» **Short task**
Among these lines, how many include "Compañía"? Answer only with the number.

» **Listed entries**
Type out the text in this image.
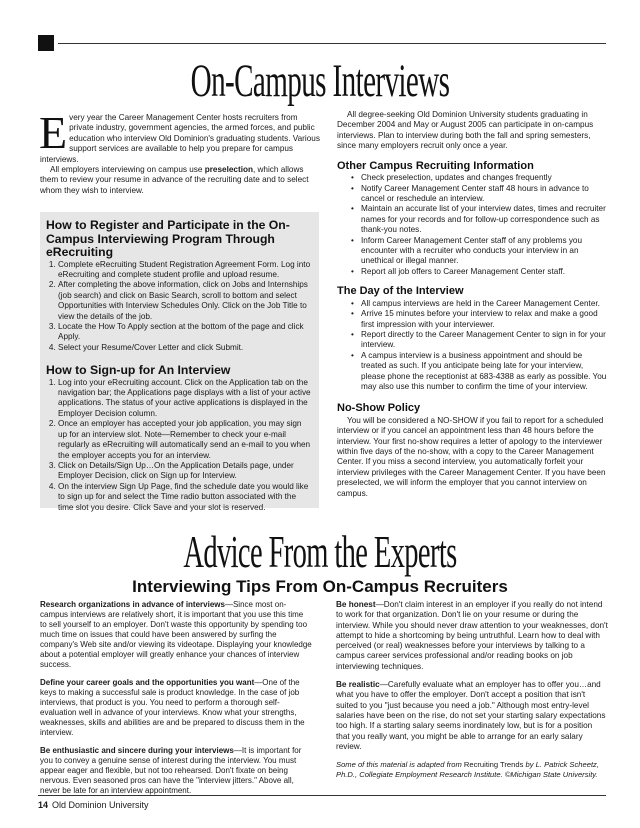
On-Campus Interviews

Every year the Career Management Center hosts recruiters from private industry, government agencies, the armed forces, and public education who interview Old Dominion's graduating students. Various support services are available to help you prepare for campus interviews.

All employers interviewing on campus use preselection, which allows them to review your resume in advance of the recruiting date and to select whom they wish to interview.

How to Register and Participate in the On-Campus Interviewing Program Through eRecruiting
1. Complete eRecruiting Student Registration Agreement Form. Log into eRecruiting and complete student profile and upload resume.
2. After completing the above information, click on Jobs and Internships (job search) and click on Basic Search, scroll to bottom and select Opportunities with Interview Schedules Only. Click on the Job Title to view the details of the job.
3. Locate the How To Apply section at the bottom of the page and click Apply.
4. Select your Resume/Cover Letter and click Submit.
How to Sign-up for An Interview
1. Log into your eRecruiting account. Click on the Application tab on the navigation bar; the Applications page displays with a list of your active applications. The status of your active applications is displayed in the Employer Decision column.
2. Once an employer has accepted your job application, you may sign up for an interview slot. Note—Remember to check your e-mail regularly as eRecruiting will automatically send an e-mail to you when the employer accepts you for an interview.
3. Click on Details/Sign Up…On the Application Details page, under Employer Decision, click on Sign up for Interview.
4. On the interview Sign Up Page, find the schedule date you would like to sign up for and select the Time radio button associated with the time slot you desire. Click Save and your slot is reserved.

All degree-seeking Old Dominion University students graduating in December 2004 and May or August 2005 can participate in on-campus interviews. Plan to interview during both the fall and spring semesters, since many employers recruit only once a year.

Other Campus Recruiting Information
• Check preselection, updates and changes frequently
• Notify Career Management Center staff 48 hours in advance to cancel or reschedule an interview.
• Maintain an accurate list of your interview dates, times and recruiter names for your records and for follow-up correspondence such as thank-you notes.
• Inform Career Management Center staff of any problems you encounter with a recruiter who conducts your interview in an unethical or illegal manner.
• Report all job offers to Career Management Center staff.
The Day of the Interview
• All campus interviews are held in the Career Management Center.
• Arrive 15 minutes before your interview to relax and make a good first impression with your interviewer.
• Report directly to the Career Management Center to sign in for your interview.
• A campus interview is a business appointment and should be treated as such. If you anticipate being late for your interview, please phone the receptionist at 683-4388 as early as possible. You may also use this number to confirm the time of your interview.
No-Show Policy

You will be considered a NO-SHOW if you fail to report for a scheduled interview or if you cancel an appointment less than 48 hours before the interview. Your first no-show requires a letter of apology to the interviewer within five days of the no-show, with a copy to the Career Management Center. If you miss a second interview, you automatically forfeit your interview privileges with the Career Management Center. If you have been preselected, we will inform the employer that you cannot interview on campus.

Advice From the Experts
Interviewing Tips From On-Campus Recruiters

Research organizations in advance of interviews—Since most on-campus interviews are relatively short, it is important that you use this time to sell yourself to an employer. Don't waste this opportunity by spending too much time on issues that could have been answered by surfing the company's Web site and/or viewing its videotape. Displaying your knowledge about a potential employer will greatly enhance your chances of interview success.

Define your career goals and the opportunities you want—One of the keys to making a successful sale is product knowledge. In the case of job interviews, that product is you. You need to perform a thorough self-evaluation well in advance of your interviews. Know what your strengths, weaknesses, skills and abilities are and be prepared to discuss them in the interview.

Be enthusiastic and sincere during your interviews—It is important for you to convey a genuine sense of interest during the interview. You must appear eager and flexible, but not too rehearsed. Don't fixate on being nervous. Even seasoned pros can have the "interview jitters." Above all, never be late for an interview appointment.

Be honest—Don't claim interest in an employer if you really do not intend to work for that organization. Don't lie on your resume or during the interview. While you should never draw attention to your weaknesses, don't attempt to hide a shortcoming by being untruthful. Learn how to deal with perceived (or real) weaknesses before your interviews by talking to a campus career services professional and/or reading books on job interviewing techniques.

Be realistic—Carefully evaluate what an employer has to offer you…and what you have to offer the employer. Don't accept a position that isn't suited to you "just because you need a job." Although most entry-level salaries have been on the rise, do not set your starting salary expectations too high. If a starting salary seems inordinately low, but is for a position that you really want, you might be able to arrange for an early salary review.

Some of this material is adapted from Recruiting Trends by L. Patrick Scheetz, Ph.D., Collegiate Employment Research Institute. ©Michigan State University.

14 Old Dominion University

---

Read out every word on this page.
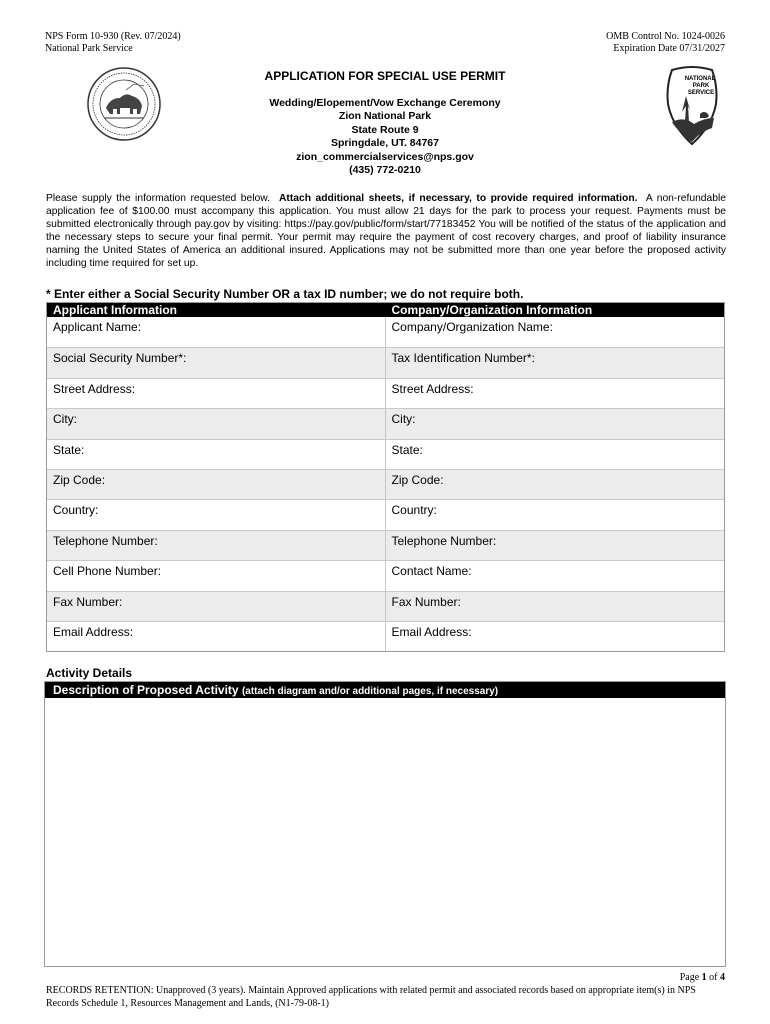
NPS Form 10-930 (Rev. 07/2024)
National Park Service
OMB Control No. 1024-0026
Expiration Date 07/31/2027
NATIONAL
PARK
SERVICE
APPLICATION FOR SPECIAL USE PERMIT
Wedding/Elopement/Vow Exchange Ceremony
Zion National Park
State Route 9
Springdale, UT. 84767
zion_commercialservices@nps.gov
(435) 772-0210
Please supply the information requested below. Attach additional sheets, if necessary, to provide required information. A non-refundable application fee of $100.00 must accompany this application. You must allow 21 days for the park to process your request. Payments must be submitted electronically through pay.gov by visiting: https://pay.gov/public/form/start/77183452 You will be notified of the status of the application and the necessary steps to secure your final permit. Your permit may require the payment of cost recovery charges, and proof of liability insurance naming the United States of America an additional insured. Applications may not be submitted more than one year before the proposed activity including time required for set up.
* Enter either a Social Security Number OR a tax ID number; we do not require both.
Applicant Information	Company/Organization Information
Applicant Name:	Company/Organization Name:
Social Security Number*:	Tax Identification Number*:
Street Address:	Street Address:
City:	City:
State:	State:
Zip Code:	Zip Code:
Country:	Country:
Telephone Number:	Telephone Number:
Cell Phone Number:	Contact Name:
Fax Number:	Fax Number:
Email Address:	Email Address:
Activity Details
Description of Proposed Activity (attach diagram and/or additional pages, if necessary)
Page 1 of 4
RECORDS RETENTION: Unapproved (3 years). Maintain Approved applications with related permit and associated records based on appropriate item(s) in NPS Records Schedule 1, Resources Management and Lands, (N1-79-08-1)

...

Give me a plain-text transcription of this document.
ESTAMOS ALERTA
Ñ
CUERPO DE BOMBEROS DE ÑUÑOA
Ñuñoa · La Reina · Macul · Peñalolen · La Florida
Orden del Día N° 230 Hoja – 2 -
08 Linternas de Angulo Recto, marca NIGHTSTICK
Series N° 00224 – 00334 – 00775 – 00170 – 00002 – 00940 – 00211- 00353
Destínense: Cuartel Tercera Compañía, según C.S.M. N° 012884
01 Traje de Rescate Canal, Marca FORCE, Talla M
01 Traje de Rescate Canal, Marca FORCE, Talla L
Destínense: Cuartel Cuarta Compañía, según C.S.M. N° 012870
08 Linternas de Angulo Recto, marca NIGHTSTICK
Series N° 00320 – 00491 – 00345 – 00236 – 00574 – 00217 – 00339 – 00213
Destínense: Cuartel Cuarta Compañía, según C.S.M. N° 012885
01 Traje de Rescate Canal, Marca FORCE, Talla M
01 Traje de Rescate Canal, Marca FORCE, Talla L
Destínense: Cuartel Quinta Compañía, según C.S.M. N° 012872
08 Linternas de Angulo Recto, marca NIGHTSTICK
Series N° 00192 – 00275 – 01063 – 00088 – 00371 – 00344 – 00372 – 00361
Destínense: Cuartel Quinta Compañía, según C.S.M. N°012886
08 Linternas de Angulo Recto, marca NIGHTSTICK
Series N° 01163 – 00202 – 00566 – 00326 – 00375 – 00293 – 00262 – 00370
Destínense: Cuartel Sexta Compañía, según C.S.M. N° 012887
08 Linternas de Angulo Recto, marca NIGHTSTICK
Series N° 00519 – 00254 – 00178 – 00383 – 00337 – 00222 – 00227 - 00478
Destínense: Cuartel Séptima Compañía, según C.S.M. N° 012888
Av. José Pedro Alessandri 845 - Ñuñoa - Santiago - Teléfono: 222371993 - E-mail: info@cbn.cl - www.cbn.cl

» **Solution**
7